A security flaw in an operating system is dangerous, but a security flaw that’s being actively exploited in the wild, and for which there is no official fix, is much more problematic. That’s exactly what’s happening to Apple’s latest version of OS X, according to security company Malwarebytes.
An OS X security flaw detailed in July by security researcher Stefan Esser allows an attacker to install software on a user’s computer without permission or password. Now, Malwarebytes researcher Thomas Reed has encountered an exploit that takes advantage of this flaw, installing VSearch and Genieo adware as well as MacKeeper junkware — in short, software that you don’t want on your computer, ever.
The exploit takes advantage of a vulnerability in an environment variable DYLD_PRINT_TO_FILE in OS X 10.10.x, which is normally used for error logging. According to Esser, the vulnerability has been fixed in the OS X 10.11 beta versions, but is not fixed in the current version — OS X 10.10.4 — nor in the 10.10.5 beta version.
# # # #
To do: Continue the article on the OS X security flaw, starting right after its last sentence. The lines that follow have no connection to the text about the OS X security flaw.
# # # #
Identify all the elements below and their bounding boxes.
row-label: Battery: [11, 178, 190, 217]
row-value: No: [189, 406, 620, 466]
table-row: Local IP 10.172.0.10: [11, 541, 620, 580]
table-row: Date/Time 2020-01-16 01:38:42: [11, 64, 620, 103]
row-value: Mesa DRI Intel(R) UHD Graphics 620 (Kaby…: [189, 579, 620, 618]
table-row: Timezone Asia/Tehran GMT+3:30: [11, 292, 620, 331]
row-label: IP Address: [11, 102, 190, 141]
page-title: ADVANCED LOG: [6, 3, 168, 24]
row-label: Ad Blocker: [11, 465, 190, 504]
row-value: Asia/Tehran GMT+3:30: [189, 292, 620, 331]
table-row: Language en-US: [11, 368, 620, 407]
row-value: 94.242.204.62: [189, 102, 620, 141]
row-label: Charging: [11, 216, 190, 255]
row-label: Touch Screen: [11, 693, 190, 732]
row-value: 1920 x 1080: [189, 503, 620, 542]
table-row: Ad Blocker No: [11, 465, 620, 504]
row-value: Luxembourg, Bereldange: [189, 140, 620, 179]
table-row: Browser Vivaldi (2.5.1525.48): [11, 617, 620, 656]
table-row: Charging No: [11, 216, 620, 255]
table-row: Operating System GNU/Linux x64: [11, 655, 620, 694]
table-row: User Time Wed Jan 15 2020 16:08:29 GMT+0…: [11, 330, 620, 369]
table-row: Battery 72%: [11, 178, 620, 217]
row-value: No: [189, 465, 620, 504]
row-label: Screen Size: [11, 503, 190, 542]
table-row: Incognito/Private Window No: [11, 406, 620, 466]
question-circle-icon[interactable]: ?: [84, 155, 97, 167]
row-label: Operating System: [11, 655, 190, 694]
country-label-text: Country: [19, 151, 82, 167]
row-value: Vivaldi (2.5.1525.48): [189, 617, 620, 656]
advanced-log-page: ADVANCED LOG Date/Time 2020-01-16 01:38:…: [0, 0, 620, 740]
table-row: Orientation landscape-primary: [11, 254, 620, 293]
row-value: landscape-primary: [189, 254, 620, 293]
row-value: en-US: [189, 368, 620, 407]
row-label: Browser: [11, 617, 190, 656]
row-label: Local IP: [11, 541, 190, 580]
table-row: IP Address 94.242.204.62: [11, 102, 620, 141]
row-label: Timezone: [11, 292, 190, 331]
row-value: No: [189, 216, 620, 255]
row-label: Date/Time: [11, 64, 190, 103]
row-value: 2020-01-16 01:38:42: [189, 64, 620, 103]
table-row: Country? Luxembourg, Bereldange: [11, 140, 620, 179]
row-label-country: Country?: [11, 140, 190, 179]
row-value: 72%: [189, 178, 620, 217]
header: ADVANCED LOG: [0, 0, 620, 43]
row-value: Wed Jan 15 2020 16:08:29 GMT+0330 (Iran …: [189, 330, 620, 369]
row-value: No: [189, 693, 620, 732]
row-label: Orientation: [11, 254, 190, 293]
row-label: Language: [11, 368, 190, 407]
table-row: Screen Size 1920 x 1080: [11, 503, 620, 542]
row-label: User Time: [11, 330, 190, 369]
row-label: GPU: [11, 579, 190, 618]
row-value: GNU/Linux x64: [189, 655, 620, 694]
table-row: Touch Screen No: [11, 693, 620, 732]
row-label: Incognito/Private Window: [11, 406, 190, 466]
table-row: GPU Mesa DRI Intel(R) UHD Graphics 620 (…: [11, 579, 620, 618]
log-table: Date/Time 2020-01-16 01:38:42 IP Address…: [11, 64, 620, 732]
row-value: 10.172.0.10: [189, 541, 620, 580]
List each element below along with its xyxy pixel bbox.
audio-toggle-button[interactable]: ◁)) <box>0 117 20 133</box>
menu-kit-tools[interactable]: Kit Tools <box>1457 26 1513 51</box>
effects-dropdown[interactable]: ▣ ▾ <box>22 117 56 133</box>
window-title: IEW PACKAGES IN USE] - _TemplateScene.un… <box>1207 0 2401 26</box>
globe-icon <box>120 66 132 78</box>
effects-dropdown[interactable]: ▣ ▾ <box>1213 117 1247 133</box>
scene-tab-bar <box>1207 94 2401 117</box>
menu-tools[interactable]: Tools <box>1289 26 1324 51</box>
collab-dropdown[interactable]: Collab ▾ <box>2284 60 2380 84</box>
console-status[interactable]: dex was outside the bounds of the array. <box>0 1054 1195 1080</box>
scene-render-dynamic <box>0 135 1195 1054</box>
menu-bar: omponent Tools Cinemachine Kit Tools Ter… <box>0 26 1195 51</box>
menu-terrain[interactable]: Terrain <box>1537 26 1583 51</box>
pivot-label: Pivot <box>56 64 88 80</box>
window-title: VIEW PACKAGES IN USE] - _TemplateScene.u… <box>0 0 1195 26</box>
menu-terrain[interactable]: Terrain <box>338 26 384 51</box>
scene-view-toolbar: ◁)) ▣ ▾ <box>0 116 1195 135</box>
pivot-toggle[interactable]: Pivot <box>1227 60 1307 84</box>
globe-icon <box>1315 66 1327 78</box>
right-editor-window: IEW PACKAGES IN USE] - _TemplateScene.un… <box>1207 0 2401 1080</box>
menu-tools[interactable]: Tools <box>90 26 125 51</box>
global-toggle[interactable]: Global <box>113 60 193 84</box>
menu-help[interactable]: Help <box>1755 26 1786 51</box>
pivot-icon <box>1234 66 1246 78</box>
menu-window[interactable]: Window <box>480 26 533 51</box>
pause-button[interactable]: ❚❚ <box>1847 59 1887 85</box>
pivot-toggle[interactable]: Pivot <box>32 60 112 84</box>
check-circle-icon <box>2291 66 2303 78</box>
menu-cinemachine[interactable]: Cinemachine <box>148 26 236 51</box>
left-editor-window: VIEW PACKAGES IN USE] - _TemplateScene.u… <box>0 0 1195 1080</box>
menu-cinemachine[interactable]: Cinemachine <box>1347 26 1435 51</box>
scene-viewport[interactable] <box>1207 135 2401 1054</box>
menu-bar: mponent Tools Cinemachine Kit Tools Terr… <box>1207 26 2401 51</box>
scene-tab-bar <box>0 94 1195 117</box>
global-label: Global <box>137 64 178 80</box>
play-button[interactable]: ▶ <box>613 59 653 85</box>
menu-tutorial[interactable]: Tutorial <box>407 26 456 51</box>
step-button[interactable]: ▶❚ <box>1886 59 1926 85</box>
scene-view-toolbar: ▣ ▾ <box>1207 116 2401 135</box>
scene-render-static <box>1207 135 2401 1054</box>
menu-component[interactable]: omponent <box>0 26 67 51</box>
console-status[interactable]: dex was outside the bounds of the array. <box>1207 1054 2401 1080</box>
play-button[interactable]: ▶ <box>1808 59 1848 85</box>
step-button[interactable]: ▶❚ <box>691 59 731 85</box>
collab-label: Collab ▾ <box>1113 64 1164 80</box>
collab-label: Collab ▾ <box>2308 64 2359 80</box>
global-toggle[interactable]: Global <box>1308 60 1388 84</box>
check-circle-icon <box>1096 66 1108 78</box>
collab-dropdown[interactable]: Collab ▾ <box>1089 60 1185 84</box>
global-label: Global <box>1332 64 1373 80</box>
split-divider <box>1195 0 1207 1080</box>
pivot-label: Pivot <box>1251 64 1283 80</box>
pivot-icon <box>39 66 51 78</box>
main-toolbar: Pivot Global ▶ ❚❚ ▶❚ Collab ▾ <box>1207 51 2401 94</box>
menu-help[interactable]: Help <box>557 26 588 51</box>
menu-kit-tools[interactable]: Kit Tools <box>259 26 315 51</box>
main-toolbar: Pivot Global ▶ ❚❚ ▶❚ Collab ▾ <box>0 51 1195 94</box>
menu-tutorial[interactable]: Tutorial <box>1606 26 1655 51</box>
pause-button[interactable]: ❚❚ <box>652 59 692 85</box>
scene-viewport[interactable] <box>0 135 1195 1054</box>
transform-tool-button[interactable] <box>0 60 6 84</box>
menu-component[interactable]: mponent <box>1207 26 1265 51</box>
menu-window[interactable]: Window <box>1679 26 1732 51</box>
# # # #
Exercise response:
Reed claims Esser’s behavior was irresponsible, as he publicly revealed the flaw without notifying Apple first. And while Esser created his own software that he claims fixes the issue, Reed advises against using it.
“There is no good way to protect yourself, short of installing Esser’s software to protect against the very flaw that he released into the hands of hackers worldwide, which introduces some serious questions about ethics and conflict of interest,” he wrote in a blog post.
We’ve contacted Apple about the issue and will update the article when we find out more.